Exercise » Print the listing that follows, character for character.

Records »
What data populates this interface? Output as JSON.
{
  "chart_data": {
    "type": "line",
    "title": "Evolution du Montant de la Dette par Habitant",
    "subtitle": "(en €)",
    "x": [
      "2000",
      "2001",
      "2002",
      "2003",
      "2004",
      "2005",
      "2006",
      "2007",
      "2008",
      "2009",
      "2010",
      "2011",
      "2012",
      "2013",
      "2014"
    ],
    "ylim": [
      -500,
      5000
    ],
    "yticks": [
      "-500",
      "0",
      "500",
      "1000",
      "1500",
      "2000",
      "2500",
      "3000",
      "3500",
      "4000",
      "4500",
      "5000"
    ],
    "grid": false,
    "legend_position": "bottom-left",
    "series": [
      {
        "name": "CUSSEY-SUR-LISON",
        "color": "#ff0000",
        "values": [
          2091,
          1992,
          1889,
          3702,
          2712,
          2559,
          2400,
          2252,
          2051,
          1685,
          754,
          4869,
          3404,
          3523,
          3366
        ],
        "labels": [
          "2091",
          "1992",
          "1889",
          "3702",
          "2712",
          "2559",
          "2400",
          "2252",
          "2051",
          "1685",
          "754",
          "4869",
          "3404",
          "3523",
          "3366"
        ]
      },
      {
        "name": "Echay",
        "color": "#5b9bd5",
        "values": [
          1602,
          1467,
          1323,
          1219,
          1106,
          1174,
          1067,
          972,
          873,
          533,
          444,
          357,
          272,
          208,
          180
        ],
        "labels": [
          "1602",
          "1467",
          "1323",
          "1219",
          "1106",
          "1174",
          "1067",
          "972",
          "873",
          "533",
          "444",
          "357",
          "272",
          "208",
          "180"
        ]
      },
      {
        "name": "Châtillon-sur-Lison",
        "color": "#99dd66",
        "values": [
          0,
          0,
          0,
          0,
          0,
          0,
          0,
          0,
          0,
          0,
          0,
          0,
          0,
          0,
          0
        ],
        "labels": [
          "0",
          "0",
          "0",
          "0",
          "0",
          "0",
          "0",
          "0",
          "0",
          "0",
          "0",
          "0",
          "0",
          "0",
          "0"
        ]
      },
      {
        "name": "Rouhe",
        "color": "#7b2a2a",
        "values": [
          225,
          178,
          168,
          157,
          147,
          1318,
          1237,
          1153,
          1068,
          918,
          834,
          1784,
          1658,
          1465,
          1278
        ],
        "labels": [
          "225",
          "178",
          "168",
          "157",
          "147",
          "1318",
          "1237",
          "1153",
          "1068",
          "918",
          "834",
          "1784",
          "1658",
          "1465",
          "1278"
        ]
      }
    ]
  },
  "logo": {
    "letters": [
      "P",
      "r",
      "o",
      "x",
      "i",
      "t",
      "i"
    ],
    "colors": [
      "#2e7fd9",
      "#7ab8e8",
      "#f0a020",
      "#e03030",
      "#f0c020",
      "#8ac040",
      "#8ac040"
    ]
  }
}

Exercise result »
What data populates this interface? Output as JSON.
{
  "chart_data": {
    "type": "line",
    "title": "Evolution du Montant de la Dette par Habitant",
    "subtitle": "(en €)",
    "x": [
      "2000",
      "2001",
      "2002",
      "2003",
      "2004",
      "2005",
      "2006",
      "2007",
      "2008",
      "2009",
      "2010",
      "2011",
      "2012",
      "2013",
      "2014"
    ],
    "ylim": [
      -500,
      5000
    ],
    "yticks": [
      "-500",
      "0",
      "500",
      "1000",
      "1500",
      "2000",
      "2500",
      "3000",
      "3500",
      "4000",
      "4500",
      "5000"
    ],
    "grid": false,
    "legend_position": "bottom-left",
    "series": [
      {
        "name": "CUSSEY-SUR-LISON",
        "color": "#ff0000",
        "values": [
          2091,
          1992,
          1889,
          3702,
          2712,
          2559,
          2400,
          2252,
          2051,
          1685,
          754,
          4869,
          3404,
          3523,
          3366
        ],
        "labels": [
          "2091",
          "1992",
          "1889",
          "3702",
          "2712",
          "2559",
          "2400",
          "2252",
          "2051",
          "1685",
          "754",
          "4869",
          "3404",
          "3523",
          "3366"
        ]
      },
      {
        "name": "Echay",
        "color": "#5b9bd5",
        "values": [
          1602,
          1467,
          1323,
          1219,
          1106,
          1174,
          1067,
          972,
          873,
          533,
          444,
          357,
          272,
          208,
          180
        ],
        "labels": [
          "1602",
          "1467",
          "1323",
          "1219",
          "1106",
          "1174",
          "1067",
          "972",
          "873",
          "533",
          "444",
          "357",
          "272",
          "208",
          "180"
        ]
      },
      {
        "name": "Châtillon-sur-Lison",
        "color": "#99dd66",
        "values": [
          0,
          0,
          0,
          0,
          0,
          0,
          0,
          0,
          0,
          0,
          0,
          0,
          0,
          0,
          0
        ],
        "labels": [
          "0",
          "0",
          "0",
          "0",
          "0",
          "0",
          "0",
          "0",
          "0",
          "0",
          "0",
          "0",
          "0",
          "0",
          "0"
        ]
      },
      {
        "name": "Rouhe",
        "color": "#7b2a2a",
        "values": [
          225,
          178,
          168,
          157,
          147,
          1318,
          1237,
          1153,
          1068,
          918,
          834,
          1784,
          1658,
          1465,
          1278
        ],
        "labels": [
          "225",
          "178",
          "168",
          "157",
          "147",
          "1318",
          "1237",
          "1153",
          "1068",
          "918",
          "834",
          "1784",
          "1658",
          "1465",
          "1278"
        ]
      }
    ]
  },
  "logo": {
    "letters": [
      "P",
      "r",
      "o",
      "x",
      "i",
      "t",
      "i"
    ],
    "colors": [
      "#2e7fd9",
      "#7ab8e8",
      "#f0a020",
      "#e03030",
      "#f0c020",
      "#8ac040",
      "#8ac040"
    ]
  }
}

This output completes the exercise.